> _Data for processing_:
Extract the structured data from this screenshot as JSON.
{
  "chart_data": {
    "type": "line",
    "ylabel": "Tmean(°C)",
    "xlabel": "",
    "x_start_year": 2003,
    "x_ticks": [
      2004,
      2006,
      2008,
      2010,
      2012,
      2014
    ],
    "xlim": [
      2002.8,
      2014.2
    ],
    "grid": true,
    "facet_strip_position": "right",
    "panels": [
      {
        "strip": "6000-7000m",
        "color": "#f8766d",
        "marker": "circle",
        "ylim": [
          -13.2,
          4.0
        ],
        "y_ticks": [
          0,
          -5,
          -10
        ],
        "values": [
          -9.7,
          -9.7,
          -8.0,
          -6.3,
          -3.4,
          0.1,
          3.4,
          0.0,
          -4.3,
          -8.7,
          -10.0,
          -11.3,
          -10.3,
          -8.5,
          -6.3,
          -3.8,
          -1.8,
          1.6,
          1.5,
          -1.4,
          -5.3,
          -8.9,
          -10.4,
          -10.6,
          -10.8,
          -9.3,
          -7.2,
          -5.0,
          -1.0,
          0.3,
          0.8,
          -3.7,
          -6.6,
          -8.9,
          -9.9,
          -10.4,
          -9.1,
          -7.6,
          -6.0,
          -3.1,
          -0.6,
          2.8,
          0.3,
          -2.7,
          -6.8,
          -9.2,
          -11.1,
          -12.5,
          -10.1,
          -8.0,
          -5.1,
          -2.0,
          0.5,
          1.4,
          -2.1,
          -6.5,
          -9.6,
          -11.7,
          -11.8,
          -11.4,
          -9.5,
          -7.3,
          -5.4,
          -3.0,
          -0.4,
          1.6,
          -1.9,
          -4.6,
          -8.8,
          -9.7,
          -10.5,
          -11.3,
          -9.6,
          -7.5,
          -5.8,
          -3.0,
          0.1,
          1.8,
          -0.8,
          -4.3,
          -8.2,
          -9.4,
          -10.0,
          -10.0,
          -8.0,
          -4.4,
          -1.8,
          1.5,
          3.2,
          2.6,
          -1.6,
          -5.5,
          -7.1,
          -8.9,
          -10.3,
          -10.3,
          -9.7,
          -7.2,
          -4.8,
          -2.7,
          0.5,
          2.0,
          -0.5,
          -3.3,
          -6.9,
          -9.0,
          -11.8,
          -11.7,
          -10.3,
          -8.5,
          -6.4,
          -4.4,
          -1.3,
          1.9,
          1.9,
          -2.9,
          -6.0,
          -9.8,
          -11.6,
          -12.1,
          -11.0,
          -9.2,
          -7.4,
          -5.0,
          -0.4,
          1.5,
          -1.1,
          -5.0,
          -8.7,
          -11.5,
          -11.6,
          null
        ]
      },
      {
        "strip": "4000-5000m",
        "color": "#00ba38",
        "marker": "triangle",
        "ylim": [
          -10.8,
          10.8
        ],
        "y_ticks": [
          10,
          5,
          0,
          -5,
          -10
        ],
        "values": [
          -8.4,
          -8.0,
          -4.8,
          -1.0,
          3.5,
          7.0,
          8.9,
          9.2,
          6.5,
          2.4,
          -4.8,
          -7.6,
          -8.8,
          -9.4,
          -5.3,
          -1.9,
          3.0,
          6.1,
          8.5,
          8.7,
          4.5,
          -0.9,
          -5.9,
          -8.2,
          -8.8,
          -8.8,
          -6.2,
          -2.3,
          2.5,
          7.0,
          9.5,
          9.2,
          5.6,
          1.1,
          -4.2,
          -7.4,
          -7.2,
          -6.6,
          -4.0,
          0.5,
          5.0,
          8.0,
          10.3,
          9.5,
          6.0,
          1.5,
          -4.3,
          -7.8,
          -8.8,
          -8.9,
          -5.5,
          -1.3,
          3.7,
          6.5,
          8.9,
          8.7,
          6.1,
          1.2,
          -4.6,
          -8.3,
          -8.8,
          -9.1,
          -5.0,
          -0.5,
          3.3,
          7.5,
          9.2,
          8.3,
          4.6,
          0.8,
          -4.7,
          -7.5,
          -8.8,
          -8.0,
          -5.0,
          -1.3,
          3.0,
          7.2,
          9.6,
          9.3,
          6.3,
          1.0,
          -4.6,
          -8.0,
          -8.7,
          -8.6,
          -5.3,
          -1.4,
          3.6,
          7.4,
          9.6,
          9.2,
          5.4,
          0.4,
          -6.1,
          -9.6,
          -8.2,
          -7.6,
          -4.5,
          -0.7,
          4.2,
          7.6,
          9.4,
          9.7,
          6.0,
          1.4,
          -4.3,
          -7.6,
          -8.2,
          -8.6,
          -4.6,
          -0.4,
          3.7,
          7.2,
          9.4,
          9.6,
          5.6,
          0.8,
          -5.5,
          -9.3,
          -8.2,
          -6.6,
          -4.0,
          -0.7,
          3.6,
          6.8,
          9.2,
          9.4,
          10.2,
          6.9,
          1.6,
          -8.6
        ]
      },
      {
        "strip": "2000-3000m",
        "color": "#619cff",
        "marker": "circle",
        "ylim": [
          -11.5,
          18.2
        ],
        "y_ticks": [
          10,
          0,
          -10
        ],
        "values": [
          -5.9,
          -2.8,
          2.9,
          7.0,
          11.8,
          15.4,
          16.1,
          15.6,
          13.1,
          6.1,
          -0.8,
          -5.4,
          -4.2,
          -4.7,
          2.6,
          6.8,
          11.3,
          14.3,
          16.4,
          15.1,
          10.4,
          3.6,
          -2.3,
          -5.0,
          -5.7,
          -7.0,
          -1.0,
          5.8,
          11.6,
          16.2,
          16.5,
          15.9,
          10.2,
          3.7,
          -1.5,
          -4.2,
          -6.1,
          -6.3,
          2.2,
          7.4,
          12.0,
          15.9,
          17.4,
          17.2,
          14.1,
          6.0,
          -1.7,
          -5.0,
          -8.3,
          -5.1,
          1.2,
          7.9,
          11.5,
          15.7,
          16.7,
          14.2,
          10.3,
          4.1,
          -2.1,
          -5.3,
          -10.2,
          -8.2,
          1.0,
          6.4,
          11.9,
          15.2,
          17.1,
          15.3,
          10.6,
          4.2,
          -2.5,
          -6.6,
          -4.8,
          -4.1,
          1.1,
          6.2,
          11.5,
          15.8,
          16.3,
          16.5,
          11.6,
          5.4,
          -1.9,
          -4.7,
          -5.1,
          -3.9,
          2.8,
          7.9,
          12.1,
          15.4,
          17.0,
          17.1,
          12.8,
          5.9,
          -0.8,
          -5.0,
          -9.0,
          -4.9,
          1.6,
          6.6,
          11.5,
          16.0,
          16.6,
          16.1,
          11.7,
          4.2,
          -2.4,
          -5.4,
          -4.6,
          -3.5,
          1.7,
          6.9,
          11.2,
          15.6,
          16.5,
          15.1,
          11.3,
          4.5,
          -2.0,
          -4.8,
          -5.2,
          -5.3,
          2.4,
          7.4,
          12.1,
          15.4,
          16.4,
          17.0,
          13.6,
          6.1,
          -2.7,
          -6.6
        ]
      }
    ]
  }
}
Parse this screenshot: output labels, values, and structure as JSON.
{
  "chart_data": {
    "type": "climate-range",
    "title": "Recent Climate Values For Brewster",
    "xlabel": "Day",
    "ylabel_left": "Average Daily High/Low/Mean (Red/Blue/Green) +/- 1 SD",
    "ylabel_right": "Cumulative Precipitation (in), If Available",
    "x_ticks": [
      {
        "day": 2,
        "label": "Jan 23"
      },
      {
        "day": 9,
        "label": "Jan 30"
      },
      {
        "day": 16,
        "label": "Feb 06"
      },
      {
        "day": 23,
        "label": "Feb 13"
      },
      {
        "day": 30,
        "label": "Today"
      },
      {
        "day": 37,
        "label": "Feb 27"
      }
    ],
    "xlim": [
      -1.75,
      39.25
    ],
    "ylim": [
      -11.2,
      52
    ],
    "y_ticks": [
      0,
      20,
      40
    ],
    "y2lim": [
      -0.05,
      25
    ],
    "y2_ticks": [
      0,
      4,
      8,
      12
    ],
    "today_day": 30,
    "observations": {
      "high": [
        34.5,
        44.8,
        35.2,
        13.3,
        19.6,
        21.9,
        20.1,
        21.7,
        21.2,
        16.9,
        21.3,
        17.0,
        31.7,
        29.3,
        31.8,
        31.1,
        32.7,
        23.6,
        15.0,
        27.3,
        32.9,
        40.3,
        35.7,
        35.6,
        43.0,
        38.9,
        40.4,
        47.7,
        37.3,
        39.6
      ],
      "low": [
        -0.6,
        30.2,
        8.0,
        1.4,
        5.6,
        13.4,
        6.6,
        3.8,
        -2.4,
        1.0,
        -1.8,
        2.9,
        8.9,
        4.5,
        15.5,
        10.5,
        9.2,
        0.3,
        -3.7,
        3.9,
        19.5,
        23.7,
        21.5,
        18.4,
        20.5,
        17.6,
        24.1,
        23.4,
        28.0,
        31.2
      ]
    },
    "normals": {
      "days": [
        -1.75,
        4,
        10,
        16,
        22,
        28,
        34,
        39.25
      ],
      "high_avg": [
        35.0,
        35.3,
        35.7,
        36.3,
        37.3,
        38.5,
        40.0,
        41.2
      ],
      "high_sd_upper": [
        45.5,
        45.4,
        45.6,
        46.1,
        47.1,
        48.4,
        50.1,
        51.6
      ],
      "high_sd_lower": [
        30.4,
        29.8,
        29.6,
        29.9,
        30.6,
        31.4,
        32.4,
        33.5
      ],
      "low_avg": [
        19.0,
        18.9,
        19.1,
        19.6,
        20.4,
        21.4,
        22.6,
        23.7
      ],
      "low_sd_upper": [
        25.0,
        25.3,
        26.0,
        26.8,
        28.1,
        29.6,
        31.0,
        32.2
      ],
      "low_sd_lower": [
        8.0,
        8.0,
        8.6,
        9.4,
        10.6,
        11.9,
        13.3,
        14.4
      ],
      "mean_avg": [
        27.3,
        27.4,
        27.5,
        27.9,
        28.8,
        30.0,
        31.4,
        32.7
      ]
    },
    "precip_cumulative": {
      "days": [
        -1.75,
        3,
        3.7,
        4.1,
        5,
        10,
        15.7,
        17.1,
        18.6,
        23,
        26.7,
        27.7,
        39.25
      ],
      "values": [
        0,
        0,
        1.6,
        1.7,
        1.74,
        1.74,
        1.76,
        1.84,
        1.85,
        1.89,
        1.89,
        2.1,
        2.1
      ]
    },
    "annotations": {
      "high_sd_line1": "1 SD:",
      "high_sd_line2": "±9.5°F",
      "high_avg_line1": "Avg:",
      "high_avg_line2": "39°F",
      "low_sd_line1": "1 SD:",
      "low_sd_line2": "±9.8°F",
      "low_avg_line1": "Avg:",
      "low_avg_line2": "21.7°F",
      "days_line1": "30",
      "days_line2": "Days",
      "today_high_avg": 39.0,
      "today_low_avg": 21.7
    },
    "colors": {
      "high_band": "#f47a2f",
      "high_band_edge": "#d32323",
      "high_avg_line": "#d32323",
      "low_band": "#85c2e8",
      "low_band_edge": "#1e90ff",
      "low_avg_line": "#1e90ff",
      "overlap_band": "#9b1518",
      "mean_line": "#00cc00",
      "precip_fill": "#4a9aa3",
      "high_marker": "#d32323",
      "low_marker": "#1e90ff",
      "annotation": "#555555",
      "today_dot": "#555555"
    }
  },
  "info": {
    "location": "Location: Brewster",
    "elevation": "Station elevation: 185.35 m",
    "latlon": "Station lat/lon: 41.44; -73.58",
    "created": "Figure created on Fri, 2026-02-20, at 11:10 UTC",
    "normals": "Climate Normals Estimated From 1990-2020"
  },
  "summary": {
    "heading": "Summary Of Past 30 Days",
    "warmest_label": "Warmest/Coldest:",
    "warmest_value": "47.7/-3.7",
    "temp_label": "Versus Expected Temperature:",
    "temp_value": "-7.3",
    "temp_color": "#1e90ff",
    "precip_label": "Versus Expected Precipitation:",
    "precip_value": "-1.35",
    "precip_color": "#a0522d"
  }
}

> _What is expected_: Go over the records above and tally the lines with the word "Station" in them. Give the number alone.

> _Task solution_: 2